Records that describe figures
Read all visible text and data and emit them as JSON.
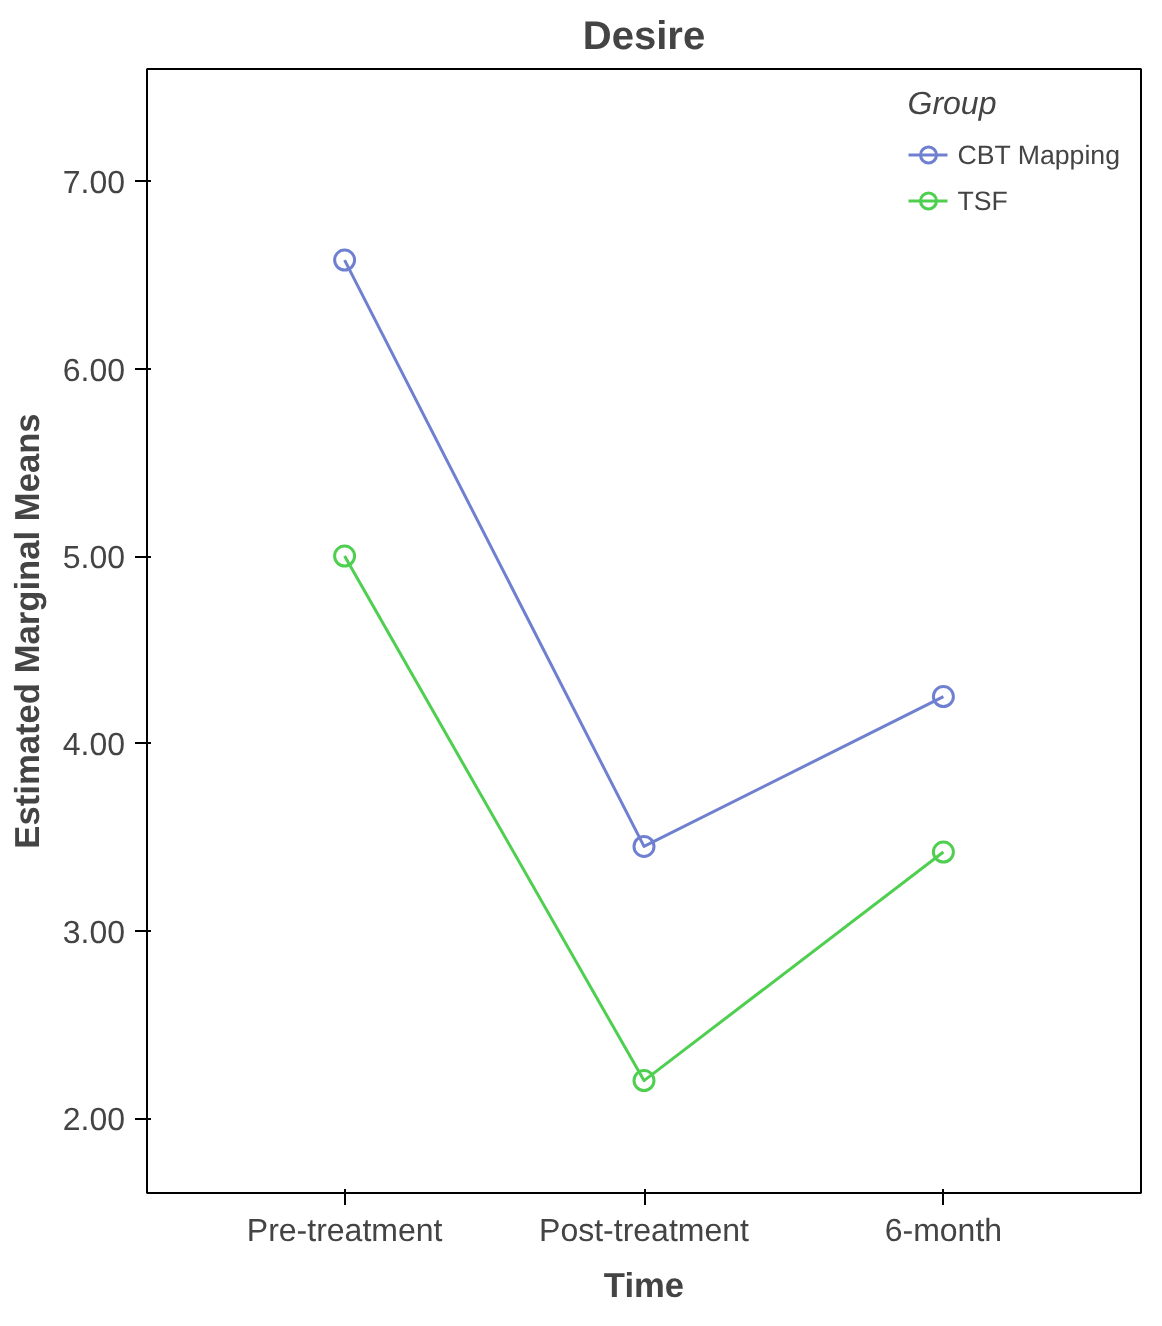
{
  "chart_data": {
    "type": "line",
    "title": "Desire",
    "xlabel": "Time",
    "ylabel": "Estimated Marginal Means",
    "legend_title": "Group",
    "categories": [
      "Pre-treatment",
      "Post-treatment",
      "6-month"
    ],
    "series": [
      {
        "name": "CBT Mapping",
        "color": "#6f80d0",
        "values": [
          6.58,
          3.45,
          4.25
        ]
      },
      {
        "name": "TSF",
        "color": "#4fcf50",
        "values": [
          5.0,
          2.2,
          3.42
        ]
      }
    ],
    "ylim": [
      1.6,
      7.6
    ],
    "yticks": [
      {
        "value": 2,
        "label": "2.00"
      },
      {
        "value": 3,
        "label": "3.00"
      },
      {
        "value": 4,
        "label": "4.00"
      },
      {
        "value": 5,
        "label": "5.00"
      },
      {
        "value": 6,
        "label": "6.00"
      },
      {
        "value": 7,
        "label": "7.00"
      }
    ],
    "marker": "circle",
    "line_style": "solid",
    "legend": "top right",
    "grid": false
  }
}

> _Your goal_
Output the material word for word, omitting its pictures.

> _Task result_
Read all visible text and data and emit them as JSON.
{
  "chart_data": {
    "type": "line",
    "title": "Desire",
    "xlabel": "Time",
    "ylabel": "Estimated Marginal Means",
    "legend_title": "Group",
    "categories": [
      "Pre-treatment",
      "Post-treatment",
      "6-month"
    ],
    "series": [
      {
        "name": "CBT Mapping",
        "color": "#6f80d0",
        "values": [
          6.58,
          3.45,
          4.25
        ]
      },
      {
        "name": "TSF",
        "color": "#4fcf50",
        "values": [
          5.0,
          2.2,
          3.42
        ]
      }
    ],
    "ylim": [
      1.6,
      7.6
    ],
    "yticks": [
      {
        "value": 2,
        "label": "2.00"
      },
      {
        "value": 3,
        "label": "3.00"
      },
      {
        "value": 4,
        "label": "4.00"
      },
      {
        "value": 5,
        "label": "5.00"
      },
      {
        "value": 6,
        "label": "6.00"
      },
      {
        "value": 7,
        "label": "7.00"
      }
    ],
    "marker": "circle",
    "line_style": "solid",
    "legend": "top right",
    "grid": false
  }
}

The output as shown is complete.